>> begin EXTRACTED MATERIAL

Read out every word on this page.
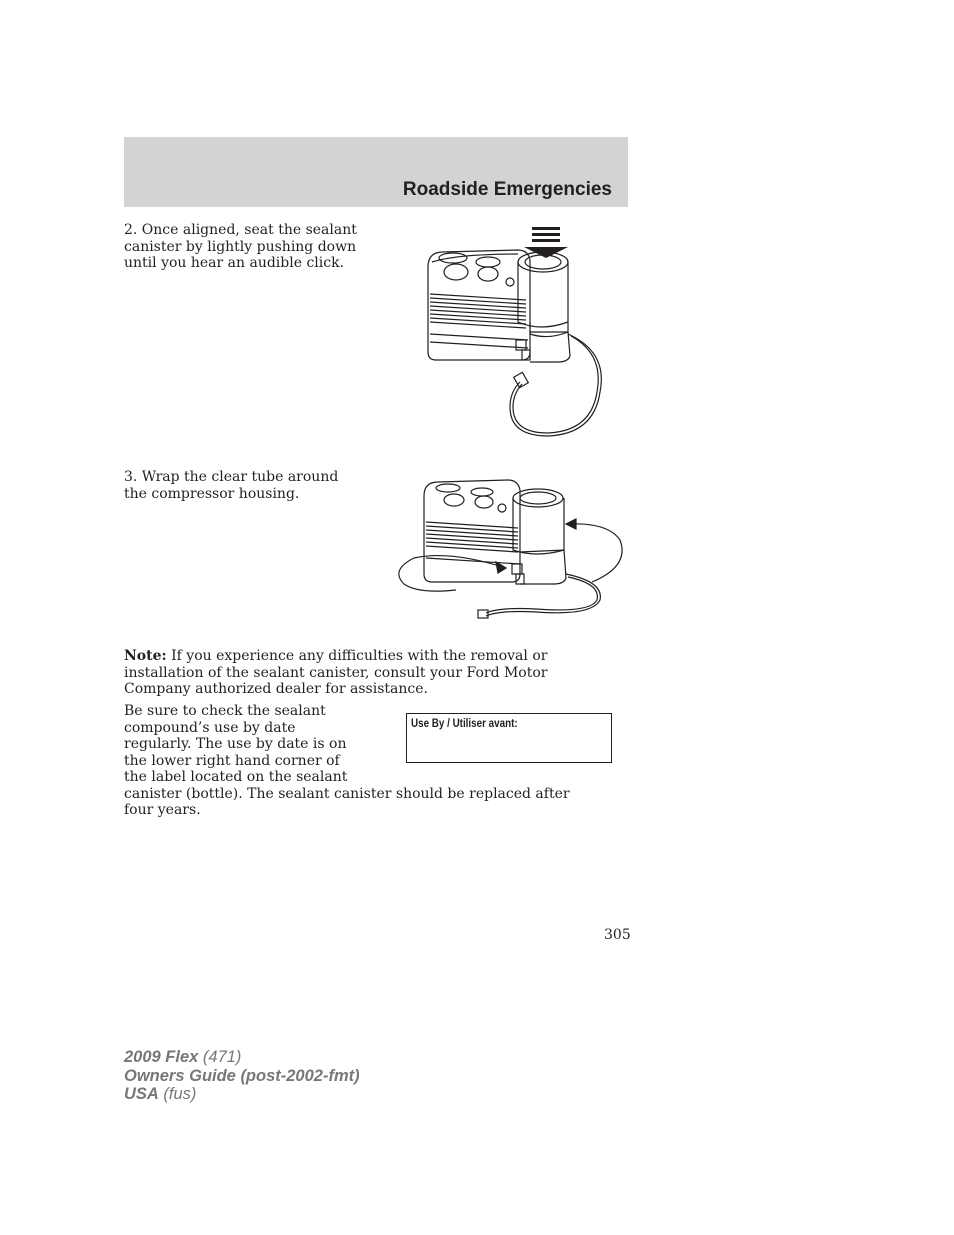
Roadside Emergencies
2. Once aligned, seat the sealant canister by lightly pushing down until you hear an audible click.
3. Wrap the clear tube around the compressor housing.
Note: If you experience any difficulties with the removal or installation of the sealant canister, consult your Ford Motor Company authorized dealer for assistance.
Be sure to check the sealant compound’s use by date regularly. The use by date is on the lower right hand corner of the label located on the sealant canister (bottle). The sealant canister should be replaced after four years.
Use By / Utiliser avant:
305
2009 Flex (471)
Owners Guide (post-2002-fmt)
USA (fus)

>> end EXTRACTED MATERIAL

GIVEN TASK -
Every entry should be returned exactly as written, minus the pictures.

RESULT OF THE EXERCISE -
Read out every word on this page.
Roadside Emergencies
2. Once aligned, seat the sealant canister by lightly pushing down until you hear an audible click.
3. Wrap the clear tube around the compressor housing.
Note: If you experience any difficulties with the removal or installation of the sealant canister, consult your Ford Motor Company authorized dealer for assistance.
Be sure to check the sealant compound’s use by date regularly. The use by date is on the lower right hand corner of the label located on the sealant canister (bottle). The sealant canister should be replaced after four years.
Use By / Utiliser avant:
305
2009 Flex (471)
Owners Guide (post-2002-fmt)
USA (fus)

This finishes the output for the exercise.